• **Written exercise**
Extract each record and reproduce it exactly.

(Data entries)
-----
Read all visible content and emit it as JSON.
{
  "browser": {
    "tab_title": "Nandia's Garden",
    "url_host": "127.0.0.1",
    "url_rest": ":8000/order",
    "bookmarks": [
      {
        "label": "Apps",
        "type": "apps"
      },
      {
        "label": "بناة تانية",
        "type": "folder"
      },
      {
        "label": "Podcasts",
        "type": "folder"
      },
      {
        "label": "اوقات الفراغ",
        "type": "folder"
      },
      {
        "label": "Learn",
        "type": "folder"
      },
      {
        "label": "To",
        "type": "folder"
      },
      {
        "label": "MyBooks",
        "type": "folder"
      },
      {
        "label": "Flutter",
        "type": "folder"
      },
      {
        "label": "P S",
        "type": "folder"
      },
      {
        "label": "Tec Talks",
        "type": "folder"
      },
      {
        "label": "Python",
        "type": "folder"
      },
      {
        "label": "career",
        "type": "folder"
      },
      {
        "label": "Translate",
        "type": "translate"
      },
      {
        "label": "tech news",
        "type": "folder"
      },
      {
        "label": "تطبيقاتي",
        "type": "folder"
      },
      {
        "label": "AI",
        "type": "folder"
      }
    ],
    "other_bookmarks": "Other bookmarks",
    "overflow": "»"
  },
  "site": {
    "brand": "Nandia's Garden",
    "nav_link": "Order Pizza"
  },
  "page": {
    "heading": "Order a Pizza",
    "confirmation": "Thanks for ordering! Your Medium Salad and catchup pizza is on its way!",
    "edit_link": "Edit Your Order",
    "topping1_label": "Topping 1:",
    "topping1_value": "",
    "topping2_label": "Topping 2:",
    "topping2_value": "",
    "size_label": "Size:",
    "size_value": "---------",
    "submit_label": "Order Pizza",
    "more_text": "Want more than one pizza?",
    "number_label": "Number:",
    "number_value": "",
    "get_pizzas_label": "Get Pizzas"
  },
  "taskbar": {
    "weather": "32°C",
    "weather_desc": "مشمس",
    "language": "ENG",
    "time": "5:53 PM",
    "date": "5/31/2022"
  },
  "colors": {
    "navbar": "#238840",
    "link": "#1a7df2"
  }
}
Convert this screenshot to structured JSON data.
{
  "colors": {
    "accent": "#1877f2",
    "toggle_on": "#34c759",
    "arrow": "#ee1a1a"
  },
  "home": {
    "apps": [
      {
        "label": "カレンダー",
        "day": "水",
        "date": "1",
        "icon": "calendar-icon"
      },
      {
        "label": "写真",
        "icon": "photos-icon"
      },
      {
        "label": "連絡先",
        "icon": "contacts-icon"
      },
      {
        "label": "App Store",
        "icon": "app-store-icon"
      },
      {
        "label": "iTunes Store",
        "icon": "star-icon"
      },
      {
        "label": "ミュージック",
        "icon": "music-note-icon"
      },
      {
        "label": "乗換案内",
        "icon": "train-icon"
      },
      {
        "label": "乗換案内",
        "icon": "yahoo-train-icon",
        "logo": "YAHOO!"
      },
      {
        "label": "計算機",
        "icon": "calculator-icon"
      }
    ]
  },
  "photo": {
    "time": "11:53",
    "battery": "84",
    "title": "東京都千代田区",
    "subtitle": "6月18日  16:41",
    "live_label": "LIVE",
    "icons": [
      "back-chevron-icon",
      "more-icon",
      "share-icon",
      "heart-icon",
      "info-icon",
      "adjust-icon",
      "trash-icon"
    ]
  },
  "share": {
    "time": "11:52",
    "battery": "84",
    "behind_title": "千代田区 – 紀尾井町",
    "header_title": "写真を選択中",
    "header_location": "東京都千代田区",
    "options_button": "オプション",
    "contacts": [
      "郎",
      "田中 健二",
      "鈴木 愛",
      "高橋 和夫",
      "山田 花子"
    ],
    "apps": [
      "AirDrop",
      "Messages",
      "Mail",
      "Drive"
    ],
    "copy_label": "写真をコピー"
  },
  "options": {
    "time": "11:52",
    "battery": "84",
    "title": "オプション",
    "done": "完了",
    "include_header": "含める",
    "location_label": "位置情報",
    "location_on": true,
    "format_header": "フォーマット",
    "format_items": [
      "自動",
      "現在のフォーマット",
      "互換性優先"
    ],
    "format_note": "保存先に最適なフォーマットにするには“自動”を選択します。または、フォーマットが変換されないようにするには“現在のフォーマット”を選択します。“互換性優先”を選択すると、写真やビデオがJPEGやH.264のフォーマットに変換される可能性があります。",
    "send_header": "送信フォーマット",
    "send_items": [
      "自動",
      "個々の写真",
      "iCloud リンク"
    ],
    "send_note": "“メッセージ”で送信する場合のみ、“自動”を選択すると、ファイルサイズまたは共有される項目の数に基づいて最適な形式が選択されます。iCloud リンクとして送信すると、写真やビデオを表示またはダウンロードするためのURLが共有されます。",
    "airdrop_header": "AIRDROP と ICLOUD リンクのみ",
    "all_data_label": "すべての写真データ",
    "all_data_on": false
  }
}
-----
• **Answer to the problem**
Read all visible content and emit it as JSON.
{
  "browser": {
    "tab_title": "Nandia's Garden",
    "url_host": "127.0.0.1",
    "url_rest": ":8000/order",
    "bookmarks": [
      {
        "label": "Apps",
        "type": "apps"
      },
      {
        "label": "بناة تانية",
        "type": "folder"
      },
      {
        "label": "Podcasts",
        "type": "folder"
      },
      {
        "label": "اوقات الفراغ",
        "type": "folder"
      },
      {
        "label": "Learn",
        "type": "folder"
      },
      {
        "label": "To",
        "type": "folder"
      },
      {
        "label": "MyBooks",
        "type": "folder"
      },
      {
        "label": "Flutter",
        "type": "folder"
      },
      {
        "label": "P S",
        "type": "folder"
      },
      {
        "label": "Tec Talks",
        "type": "folder"
      },
      {
        "label": "Python",
        "type": "folder"
      },
      {
        "label": "career",
        "type": "folder"
      },
      {
        "label": "Translate",
        "type": "translate"
      },
      {
        "label": "tech news",
        "type": "folder"
      },
      {
        "label": "تطبيقاتي",
        "type": "folder"
      },
      {
        "label": "AI",
        "type": "folder"
      }
    ],
    "other_bookmarks": "Other bookmarks",
    "overflow": "»"
  },
  "site": {
    "brand": "Nandia's Garden",
    "nav_link": "Order Pizza"
  },
  "page": {
    "heading": "Order a Pizza",
    "confirmation": "Thanks for ordering! Your Medium Salad and catchup pizza is on its way!",
    "edit_link": "Edit Your Order",
    "topping1_label": "Topping 1:",
    "topping1_value": "",
    "topping2_label": "Topping 2:",
    "topping2_value": "",
    "size_label": "Size:",
    "size_value": "---------",
    "submit_label": "Order Pizza",
    "more_text": "Want more than one pizza?",
    "number_label": "Number:",
    "number_value": "",
    "get_pizzas_label": "Get Pizzas"
  },
  "taskbar": {
    "weather": "32°C",
    "weather_desc": "مشمس",
    "language": "ENG",
    "time": "5:53 PM",
    "date": "5/31/2022"
  },
  "colors": {
    "navbar": "#238840",
    "link": "#1a7df2"
  }
}
Convert this screenshot to structured JSON data.
{
  "colors": {
    "accent": "#1877f2",
    "toggle_on": "#34c759",
    "arrow": "#ee1a1a"
  },
  "home": {
    "apps": [
      {
        "label": "カレンダー",
        "day": "水",
        "date": "1",
        "icon": "calendar-icon"
      },
      {
        "label": "写真",
        "icon": "photos-icon"
      },
      {
        "label": "連絡先",
        "icon": "contacts-icon"
      },
      {
        "label": "App Store",
        "icon": "app-store-icon"
      },
      {
        "label": "iTunes Store",
        "icon": "star-icon"
      },
      {
        "label": "ミュージック",
        "icon": "music-note-icon"
      },
      {
        "label": "乗換案内",
        "icon": "train-icon"
      },
      {
        "label": "乗換案内",
        "icon": "yahoo-train-icon",
        "logo": "YAHOO!"
      },
      {
        "label": "計算機",
        "icon": "calculator-icon"
      }
    ]
  },
  "photo": {
    "time": "11:53",
    "battery": "84",
    "title": "東京都千代田区",
    "subtitle": "6月18日  16:41",
    "live_label": "LIVE",
    "icons": [
      "back-chevron-icon",
      "more-icon",
      "share-icon",
      "heart-icon",
      "info-icon",
      "adjust-icon",
      "trash-icon"
    ]
  },
  "share": {
    "time": "11:52",
    "battery": "84",
    "behind_title": "千代田区 – 紀尾井町",
    "header_title": "写真を選択中",
    "header_location": "東京都千代田区",
    "options_button": "オプション",
    "contacts": [
      "郎",
      "田中 健二",
      "鈴木 愛",
      "高橋 和夫",
      "山田 花子"
    ],
    "apps": [
      "AirDrop",
      "Messages",
      "Mail",
      "Drive"
    ],
    "copy_label": "写真をコピー"
  },
  "options": {
    "time": "11:52",
    "battery": "84",
    "title": "オプション",
    "done": "完了",
    "include_header": "含める",
    "location_label": "位置情報",
    "location_on": true,
    "format_header": "フォーマット",
    "format_items": [
      "自動",
      "現在のフォーマット",
      "互換性優先"
    ],
    "format_note": "保存先に最適なフォーマットにするには“自動”を選択します。または、フォーマットが変換されないようにするには“現在のフォーマット”を選択します。“互換性優先”を選択すると、写真やビデオがJPEGやH.264のフォーマットに変換される可能性があります。",
    "send_header": "送信フォーマット",
    "send_items": [
      "自動",
      "個々の写真",
      "iCloud リンク"
    ],
    "send_note": "“メッセージ”で送信する場合のみ、“自動”を選択すると、ファイルサイズまたは共有される項目の数に基づいて最適な形式が選択されます。iCloud リンクとして送信すると、写真やビデオを表示またはダウンロードするためのURLが共有されます。",
    "airdrop_header": "AIRDROP と ICLOUD リンクのみ",
    "all_data_label": "すべての写真データ",
    "all_data_on": false
  }
}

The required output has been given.